**What this task involves:**
Of all the lines in the records below, how many hold the word "from"? Give the number alone.

┌─ Records for processing

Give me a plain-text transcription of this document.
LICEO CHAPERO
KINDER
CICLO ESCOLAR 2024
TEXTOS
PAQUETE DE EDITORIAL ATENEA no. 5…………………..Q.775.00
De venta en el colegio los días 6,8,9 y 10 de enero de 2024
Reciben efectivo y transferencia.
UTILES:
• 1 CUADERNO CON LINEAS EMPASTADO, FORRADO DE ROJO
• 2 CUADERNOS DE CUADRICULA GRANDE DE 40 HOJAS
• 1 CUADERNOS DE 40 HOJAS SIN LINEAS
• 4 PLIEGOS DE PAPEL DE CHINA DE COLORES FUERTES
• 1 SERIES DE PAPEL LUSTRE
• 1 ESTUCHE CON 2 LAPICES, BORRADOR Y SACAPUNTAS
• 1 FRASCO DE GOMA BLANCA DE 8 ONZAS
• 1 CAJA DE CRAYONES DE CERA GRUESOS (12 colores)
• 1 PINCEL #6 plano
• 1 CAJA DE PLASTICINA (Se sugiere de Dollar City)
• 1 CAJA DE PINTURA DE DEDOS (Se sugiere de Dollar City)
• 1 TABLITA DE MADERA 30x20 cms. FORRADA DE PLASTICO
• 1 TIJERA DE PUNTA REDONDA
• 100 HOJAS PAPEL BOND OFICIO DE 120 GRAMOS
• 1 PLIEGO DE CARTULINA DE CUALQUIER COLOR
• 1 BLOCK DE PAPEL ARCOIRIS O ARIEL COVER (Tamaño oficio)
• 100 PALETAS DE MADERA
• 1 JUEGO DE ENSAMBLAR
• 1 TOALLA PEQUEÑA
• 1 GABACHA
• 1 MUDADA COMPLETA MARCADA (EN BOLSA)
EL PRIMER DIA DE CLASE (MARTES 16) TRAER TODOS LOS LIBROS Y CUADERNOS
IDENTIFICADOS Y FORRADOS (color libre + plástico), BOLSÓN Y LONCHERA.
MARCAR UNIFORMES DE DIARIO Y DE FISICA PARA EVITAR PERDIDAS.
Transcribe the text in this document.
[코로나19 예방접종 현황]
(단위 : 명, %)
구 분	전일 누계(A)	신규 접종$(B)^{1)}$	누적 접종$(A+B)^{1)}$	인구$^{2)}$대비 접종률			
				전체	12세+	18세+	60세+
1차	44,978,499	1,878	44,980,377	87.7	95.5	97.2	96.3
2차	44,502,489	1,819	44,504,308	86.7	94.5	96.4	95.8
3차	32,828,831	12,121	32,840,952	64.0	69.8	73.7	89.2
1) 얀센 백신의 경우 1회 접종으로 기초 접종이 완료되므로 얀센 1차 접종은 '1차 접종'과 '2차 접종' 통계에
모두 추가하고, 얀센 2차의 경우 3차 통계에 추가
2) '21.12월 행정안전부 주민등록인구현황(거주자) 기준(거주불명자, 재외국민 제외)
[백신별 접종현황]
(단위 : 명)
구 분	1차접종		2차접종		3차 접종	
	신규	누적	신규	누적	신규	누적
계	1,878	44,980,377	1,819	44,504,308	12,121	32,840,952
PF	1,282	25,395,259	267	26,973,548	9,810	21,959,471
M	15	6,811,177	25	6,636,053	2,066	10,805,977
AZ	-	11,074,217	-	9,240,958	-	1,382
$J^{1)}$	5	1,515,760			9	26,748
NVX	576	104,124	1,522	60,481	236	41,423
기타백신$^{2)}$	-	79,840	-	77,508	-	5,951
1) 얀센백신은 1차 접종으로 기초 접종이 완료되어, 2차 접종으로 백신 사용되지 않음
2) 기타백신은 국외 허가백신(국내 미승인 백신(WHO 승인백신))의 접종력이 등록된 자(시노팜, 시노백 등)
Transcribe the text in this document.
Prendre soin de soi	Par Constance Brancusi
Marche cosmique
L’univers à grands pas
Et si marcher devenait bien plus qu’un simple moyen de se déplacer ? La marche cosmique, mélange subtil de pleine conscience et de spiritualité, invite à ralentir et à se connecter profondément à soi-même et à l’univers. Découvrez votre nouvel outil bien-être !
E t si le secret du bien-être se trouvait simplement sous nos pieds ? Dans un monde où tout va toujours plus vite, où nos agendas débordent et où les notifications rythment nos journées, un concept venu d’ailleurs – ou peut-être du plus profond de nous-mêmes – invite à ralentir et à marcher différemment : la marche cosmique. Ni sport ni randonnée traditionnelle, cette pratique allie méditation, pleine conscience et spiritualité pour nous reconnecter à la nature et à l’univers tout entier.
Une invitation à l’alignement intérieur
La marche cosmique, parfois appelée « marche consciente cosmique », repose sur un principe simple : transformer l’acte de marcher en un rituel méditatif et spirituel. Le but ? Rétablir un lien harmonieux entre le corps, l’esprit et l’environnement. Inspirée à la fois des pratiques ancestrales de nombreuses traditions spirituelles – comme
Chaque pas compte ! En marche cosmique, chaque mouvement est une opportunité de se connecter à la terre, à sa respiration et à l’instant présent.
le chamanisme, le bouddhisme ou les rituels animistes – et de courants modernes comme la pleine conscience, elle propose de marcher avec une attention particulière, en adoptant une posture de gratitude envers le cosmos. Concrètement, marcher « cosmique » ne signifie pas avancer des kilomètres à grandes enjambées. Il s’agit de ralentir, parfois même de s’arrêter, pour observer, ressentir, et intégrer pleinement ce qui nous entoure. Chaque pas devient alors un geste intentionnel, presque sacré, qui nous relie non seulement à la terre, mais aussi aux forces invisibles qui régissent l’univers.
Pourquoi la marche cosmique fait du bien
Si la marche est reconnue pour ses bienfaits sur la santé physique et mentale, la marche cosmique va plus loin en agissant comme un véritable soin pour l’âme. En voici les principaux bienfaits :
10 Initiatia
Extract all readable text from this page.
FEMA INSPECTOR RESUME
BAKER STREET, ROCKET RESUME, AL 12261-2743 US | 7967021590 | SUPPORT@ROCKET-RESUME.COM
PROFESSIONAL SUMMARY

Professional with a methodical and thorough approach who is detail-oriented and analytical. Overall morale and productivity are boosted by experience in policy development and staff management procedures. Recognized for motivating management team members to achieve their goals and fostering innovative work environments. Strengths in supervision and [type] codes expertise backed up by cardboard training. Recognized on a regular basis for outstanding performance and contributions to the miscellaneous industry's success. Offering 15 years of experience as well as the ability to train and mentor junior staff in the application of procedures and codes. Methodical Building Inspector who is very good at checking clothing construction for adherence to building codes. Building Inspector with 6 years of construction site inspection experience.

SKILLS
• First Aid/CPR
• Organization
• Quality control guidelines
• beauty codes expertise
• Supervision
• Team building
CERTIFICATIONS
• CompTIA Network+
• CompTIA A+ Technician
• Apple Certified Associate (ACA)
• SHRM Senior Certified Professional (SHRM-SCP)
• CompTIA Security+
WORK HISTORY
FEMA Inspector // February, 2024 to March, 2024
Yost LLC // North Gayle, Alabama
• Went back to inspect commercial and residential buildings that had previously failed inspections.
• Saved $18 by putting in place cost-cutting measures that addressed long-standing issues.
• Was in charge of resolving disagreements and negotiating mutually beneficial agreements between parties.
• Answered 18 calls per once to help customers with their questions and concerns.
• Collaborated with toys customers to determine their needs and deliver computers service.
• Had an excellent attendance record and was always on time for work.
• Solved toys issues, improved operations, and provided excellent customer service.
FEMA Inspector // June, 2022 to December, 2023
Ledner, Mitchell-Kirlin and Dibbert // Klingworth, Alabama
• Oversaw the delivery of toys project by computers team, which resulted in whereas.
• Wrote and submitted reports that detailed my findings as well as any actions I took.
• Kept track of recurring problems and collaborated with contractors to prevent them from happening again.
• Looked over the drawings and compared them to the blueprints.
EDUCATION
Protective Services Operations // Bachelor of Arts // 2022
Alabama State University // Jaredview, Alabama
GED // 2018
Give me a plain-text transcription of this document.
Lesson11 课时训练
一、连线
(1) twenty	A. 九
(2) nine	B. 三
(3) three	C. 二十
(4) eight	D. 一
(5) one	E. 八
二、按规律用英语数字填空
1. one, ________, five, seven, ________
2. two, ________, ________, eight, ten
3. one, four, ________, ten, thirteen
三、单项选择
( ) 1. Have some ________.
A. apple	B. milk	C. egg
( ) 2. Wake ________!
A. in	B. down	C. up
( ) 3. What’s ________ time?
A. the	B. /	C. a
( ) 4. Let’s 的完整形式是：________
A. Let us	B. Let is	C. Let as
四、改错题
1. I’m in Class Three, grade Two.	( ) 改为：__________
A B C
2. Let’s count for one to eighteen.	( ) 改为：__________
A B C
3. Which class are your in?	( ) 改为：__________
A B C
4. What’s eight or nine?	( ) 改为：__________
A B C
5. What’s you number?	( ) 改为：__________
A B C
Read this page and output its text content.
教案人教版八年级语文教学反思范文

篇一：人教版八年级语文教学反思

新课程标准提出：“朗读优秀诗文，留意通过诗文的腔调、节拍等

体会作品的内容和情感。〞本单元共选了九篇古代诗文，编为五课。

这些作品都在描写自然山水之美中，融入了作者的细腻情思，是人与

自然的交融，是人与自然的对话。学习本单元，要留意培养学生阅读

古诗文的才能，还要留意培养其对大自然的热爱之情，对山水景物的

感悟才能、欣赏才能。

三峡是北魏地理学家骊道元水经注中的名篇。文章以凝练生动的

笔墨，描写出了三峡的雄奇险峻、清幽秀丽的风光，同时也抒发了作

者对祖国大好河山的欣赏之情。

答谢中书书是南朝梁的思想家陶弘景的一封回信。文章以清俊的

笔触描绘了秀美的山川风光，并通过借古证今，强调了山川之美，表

└─

**Complete answer:**
2